MATERIAL SUPPLIED:
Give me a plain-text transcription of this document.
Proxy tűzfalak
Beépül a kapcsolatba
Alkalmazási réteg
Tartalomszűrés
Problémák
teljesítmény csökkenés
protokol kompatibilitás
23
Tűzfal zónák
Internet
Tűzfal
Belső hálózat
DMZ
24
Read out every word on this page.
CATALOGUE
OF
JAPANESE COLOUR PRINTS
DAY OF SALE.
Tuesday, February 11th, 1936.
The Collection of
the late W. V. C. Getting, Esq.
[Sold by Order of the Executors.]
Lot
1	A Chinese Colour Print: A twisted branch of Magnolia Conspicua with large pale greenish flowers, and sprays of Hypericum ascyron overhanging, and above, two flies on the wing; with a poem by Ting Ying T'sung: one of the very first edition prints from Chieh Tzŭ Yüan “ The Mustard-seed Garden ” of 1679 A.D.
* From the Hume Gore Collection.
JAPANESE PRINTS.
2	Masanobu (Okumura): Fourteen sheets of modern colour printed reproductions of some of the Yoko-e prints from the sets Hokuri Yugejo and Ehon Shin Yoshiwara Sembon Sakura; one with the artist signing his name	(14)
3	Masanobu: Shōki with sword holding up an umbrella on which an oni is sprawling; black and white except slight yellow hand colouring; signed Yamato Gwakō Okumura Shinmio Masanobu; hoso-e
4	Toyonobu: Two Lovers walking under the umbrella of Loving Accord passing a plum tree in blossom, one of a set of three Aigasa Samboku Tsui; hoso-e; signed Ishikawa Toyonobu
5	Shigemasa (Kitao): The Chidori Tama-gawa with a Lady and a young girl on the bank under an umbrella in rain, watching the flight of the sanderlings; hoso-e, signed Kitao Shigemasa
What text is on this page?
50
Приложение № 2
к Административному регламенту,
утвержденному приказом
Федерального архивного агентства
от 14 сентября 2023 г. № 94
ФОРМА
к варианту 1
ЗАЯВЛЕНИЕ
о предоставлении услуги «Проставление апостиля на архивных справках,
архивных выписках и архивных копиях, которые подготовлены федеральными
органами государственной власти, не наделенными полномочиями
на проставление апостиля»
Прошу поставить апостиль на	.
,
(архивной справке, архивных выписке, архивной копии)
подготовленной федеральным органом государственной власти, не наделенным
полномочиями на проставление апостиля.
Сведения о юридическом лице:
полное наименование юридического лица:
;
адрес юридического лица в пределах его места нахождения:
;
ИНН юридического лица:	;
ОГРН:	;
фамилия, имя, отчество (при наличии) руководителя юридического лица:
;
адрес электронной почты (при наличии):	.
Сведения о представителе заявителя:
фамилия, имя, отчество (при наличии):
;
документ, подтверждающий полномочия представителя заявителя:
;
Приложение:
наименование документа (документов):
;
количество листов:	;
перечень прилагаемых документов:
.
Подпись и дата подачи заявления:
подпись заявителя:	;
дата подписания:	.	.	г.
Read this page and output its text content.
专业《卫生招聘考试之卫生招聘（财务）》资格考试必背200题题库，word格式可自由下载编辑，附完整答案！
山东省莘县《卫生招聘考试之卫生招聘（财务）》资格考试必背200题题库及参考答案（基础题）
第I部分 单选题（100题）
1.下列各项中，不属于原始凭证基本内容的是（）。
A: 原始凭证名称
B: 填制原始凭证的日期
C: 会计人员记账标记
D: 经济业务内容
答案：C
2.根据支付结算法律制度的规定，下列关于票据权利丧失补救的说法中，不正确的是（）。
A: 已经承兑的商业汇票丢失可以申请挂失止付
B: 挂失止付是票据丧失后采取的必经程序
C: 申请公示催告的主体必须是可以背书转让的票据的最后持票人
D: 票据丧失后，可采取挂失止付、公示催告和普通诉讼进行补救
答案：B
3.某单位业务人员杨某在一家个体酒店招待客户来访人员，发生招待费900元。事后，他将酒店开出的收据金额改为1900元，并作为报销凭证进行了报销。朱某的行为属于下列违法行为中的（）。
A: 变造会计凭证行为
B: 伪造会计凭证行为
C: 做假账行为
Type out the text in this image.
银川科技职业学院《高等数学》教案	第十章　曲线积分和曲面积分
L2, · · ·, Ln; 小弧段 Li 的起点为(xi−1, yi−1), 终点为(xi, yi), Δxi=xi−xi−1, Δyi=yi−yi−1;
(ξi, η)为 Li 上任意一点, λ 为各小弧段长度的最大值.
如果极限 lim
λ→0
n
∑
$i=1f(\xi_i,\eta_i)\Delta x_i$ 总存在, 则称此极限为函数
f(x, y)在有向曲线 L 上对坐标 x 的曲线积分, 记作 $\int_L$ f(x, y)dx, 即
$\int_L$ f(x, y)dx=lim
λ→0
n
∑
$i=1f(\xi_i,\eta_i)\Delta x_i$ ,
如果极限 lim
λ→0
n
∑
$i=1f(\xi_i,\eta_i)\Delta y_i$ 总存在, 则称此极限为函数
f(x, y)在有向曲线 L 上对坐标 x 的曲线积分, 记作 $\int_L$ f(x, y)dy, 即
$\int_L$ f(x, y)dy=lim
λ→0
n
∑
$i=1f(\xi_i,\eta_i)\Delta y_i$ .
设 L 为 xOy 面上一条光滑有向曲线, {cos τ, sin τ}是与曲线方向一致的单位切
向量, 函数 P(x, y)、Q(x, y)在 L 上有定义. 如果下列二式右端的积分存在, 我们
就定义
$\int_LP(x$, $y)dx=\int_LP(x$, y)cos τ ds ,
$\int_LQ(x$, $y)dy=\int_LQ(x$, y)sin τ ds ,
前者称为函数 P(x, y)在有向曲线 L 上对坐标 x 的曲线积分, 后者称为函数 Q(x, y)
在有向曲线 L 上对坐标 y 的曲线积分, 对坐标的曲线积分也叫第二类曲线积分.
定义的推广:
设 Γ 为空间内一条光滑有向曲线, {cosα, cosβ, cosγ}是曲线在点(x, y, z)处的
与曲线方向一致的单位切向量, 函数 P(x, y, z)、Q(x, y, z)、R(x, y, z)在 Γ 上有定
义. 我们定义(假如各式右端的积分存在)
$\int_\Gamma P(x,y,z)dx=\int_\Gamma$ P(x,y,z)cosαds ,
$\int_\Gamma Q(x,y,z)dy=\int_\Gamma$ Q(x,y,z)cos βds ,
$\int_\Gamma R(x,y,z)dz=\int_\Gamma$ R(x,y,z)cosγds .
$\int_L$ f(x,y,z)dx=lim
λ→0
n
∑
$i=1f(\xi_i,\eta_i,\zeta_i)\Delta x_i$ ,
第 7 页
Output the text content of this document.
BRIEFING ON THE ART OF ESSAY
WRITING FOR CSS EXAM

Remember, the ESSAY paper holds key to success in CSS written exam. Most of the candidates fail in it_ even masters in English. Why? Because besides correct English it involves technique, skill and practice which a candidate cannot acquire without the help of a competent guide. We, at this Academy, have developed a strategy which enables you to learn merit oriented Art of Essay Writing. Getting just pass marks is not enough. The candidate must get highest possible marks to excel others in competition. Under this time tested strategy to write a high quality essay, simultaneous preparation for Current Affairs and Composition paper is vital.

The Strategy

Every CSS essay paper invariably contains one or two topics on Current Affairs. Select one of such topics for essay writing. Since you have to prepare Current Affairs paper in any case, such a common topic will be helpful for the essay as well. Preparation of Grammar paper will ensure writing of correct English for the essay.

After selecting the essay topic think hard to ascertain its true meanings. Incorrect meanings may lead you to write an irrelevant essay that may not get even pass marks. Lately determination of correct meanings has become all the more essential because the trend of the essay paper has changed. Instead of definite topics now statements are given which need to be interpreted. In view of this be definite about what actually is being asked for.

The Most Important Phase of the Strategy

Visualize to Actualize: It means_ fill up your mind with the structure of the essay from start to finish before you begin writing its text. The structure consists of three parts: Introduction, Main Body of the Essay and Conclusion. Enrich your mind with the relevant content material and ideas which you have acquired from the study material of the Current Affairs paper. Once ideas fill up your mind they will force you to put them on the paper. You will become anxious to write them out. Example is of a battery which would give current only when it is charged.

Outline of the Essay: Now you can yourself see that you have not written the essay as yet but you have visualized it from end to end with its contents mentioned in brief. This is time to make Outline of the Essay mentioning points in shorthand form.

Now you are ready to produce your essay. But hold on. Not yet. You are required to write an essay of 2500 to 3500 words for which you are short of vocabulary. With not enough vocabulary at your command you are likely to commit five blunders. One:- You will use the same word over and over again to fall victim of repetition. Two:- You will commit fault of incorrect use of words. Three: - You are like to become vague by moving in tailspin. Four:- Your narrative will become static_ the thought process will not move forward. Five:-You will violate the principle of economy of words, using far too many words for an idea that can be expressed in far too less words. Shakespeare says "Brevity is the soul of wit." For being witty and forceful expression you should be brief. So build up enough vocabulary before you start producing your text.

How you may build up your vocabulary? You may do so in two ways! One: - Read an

WRITTEN PROBLEM: How many lines in the records above contain the word "topic"? Give only the number.

FULL RESPONSE: 2